◆ **GIVEN RECORDS**
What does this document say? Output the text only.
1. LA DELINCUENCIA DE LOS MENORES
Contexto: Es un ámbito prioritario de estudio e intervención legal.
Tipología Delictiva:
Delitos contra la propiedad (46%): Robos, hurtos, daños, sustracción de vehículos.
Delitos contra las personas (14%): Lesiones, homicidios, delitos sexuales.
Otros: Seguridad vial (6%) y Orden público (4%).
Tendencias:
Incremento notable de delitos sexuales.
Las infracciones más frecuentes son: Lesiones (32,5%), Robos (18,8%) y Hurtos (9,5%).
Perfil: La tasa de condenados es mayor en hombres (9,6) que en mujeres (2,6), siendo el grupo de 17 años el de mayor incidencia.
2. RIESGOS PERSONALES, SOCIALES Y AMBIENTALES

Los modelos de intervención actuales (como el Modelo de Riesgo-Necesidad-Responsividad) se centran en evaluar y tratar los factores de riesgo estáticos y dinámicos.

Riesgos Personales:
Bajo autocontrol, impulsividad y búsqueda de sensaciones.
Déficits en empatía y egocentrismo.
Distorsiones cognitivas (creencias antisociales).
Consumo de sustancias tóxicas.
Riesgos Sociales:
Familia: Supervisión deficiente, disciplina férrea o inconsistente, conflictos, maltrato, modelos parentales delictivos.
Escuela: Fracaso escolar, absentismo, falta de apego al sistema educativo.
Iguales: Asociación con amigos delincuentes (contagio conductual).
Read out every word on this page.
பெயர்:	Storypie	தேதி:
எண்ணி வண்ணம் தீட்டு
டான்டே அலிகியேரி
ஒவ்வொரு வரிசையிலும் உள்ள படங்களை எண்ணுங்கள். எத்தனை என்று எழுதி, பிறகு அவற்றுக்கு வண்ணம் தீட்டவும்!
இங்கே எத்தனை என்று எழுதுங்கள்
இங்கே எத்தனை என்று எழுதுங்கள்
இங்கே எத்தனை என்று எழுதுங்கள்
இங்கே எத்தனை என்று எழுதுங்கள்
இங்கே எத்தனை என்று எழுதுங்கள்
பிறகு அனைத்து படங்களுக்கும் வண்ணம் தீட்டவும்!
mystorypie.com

◆ **DIRECTIVE**
Copy out the data shown above without altering anything.

◆ **TASK ANSWER**
What does this document say? Output the text only.
1. LA DELINCUENCIA DE LOS MENORES
Contexto: Es un ámbito prioritario de estudio e intervención legal.
Tipología Delictiva:
Delitos contra la propiedad (46%): Robos, hurtos, daños, sustracción de vehículos.
Delitos contra las personas (14%): Lesiones, homicidios, delitos sexuales.
Otros: Seguridad vial (6%) y Orden público (4%).
Tendencias:
Incremento notable de delitos sexuales.
Las infracciones más frecuentes son: Lesiones (32,5%), Robos (18,8%) y Hurtos (9,5%).
Perfil: La tasa de condenados es mayor en hombres (9,6) que en mujeres (2,6), siendo el grupo de 17 años el de mayor incidencia.
2. RIESGOS PERSONALES, SOCIALES Y AMBIENTALES

Los modelos de intervención actuales (como el Modelo de Riesgo-Necesidad-Responsividad) se centran en evaluar y tratar los factores de riesgo estáticos y dinámicos.

Riesgos Personales:
Bajo autocontrol, impulsividad y búsqueda de sensaciones.
Déficits en empatía y egocentrismo.
Distorsiones cognitivas (creencias antisociales).
Consumo de sustancias tóxicas.
Riesgos Sociales:
Familia: Supervisión deficiente, disciplina férrea o inconsistente, conflictos, maltrato, modelos parentales delictivos.
Escuela: Fracaso escolar, absentismo, falta de apego al sistema educativo.
Iguales: Asociación con amigos delincuentes (contagio conductual).
Read out every word on this page.
பெயர்:	Storypie	தேதி:
எண்ணி வண்ணம் தீட்டு
டான்டே அலிகியேரி
ஒவ்வொரு வரிசையிலும் உள்ள படங்களை எண்ணுங்கள். எத்தனை என்று எழுதி, பிறகு அவற்றுக்கு வண்ணம் தீட்டவும்!
இங்கே எத்தனை என்று எழுதுங்கள்
இங்கே எத்தனை என்று எழுதுங்கள்
இங்கே எத்தனை என்று எழுதுங்கள்
இங்கே எத்தனை என்று எழுதுங்கள்
இங்கே எத்தனை என்று எழுதுங்கள்
பிறகு அனைத்து படங்களுக்கும் வண்ணம் தீட்டவும்!
mystorypie.com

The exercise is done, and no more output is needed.